§ WORK TO DO
Go through the listing beneath this task and return every line that carries the string "title".

§ GIVEN RECORDS
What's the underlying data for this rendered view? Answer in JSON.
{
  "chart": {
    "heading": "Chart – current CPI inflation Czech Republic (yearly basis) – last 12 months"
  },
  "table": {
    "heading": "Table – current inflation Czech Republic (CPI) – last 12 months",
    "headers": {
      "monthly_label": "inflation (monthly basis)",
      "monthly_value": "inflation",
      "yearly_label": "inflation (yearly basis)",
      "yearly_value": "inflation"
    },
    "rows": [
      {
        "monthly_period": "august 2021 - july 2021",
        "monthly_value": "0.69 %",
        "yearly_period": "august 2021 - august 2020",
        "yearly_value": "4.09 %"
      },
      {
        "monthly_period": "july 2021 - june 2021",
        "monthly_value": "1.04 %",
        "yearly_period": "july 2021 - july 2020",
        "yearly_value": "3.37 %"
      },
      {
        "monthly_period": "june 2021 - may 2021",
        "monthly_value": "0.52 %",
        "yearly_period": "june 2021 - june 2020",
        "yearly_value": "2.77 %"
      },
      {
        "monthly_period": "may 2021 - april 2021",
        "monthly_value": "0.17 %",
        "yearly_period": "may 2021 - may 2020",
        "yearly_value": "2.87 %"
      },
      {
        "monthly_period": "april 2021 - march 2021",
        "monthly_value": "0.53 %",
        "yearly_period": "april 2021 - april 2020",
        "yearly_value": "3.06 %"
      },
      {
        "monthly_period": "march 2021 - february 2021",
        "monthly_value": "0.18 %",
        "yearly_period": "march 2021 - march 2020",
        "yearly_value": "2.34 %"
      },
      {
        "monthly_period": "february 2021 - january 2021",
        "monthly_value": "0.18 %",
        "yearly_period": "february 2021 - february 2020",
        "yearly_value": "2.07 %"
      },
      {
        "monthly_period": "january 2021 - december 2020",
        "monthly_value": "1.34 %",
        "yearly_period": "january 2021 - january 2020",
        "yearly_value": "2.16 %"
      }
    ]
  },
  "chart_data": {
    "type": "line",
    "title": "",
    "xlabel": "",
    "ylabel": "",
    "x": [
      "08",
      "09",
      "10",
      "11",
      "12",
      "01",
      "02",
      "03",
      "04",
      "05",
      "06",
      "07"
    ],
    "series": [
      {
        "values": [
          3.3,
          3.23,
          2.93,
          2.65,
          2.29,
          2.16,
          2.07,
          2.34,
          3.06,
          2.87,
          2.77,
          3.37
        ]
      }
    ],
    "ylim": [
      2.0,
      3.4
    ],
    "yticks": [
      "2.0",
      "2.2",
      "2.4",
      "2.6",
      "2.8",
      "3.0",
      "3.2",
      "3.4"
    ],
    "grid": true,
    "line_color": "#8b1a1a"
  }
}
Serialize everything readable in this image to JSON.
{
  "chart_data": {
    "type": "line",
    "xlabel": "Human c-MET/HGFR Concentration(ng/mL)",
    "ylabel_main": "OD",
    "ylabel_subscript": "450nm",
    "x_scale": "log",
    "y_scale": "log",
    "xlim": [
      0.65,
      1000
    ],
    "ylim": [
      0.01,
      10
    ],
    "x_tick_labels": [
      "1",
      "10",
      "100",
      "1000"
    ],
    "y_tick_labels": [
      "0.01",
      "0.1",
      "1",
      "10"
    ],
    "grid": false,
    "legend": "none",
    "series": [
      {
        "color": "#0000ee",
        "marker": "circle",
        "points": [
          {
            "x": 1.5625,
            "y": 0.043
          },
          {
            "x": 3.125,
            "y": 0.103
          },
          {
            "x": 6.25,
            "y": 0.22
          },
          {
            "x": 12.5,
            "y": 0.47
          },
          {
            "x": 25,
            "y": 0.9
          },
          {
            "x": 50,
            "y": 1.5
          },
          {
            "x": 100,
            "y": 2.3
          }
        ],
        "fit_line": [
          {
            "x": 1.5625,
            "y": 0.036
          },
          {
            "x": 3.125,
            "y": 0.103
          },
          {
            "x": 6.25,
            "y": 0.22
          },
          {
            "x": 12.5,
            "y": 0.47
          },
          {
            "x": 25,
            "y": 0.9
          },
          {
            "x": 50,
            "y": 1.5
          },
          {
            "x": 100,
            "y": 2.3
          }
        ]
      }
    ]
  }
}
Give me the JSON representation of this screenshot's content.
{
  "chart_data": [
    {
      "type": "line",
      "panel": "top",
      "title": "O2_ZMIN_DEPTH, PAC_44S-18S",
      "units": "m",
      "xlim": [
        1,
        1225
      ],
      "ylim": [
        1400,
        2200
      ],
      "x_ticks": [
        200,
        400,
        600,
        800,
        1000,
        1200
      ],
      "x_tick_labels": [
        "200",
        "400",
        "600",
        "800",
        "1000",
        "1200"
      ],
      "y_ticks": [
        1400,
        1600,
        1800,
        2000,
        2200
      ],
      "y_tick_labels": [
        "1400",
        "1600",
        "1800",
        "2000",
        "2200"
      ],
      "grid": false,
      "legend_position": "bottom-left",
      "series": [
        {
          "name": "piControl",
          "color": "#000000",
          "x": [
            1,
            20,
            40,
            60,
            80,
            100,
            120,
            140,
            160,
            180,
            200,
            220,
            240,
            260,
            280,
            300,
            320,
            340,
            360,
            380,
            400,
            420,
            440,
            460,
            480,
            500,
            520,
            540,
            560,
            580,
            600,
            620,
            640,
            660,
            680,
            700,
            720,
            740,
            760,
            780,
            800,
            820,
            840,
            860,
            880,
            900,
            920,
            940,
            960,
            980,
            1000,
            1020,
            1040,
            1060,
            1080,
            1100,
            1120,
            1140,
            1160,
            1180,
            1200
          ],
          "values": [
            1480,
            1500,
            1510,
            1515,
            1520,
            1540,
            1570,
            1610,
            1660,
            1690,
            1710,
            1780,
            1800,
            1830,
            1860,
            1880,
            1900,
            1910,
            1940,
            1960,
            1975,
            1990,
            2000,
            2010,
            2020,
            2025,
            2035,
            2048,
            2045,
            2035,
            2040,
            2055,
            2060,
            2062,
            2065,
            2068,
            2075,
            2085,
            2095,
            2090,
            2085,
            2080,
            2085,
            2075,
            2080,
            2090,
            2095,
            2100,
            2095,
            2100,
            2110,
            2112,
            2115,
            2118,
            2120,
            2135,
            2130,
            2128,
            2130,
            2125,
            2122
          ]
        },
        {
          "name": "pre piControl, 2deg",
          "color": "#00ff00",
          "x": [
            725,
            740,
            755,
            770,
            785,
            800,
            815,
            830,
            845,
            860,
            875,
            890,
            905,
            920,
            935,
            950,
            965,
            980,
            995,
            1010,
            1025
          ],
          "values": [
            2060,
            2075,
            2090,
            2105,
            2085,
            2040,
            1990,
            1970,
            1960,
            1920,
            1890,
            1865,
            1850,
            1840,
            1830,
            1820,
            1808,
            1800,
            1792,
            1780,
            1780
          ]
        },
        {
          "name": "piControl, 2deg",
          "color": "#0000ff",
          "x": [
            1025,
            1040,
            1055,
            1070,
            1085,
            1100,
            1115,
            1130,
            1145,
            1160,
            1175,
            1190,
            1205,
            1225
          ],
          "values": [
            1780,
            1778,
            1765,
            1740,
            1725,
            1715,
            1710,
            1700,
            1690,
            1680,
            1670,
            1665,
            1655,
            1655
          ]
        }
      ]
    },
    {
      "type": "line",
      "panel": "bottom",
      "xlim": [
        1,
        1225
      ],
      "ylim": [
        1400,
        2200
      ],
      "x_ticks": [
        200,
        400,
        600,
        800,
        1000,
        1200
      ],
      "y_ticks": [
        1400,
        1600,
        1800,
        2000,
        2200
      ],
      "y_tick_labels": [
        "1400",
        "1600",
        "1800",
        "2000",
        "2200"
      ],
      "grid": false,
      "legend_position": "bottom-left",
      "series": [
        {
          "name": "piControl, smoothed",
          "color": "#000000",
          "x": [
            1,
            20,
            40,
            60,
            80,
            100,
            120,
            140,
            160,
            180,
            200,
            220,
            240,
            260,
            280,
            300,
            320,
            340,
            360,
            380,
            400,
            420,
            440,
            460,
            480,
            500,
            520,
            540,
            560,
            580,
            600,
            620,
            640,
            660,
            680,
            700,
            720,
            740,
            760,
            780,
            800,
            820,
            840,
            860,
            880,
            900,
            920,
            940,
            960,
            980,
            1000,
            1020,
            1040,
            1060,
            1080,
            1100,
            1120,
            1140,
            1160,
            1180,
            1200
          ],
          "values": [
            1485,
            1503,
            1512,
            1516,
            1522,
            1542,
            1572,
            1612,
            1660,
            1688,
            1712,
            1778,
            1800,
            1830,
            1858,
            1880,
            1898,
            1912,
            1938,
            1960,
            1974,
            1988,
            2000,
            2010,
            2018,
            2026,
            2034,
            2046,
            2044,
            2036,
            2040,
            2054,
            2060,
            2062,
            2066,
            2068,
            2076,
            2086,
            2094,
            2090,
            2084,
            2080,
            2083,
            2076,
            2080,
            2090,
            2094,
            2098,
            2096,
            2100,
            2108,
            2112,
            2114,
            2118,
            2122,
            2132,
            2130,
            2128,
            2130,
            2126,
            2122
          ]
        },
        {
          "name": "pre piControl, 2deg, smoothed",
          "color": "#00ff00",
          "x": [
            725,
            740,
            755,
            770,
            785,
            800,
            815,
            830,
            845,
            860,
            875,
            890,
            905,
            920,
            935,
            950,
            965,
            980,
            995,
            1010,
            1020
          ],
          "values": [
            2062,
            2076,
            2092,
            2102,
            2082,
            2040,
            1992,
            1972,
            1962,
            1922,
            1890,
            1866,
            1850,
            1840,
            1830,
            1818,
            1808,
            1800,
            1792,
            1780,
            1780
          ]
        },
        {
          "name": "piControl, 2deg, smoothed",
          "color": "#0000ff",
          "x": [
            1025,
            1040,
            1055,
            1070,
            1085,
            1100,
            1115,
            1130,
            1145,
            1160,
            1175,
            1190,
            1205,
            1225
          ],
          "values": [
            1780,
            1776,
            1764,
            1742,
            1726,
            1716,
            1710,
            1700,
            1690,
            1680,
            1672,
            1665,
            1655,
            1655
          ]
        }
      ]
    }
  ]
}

§ RESPONSE TO THE TASK
    "title": "",
      "title": "O2_ZMIN_DEPTH, PAC_44S-18S",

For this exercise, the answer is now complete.